**Exercise goal:** Check each line of the material below, and copy it if it holds the string "использования".

Data entries for graphics
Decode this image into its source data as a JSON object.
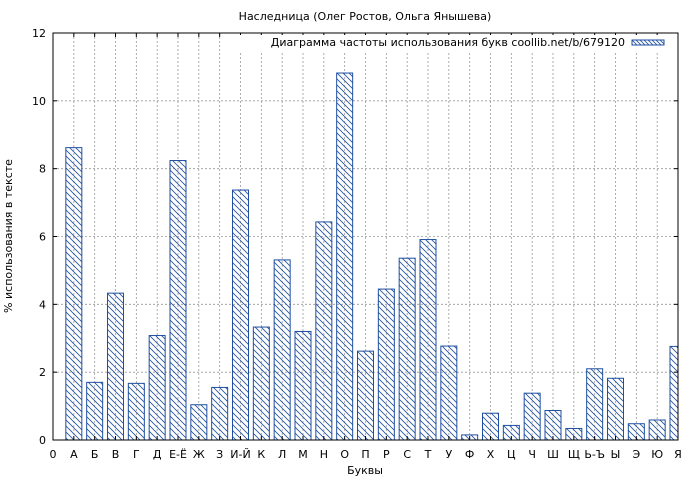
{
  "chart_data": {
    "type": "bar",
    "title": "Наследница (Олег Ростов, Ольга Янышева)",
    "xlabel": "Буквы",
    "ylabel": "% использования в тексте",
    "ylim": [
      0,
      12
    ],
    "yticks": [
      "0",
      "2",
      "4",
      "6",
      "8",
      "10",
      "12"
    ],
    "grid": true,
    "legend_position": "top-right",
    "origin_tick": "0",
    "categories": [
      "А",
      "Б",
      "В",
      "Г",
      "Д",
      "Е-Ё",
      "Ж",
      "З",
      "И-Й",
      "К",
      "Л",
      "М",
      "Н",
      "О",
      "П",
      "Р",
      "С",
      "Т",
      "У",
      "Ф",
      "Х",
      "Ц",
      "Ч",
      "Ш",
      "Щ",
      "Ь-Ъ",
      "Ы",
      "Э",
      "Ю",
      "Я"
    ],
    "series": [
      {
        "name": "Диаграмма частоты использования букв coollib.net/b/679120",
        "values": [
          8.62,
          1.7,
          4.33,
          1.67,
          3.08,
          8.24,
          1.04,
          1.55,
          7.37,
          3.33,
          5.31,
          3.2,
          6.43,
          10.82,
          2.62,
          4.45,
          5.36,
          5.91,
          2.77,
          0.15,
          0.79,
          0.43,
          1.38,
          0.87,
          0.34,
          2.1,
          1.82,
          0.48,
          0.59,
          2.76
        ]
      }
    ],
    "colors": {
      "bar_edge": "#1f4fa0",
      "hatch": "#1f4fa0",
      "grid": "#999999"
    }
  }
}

**Exercise output:**
    "ylabel": "% использования в тексте",
        "name": "Диаграмма частоты использования букв coollib.net/b/679120",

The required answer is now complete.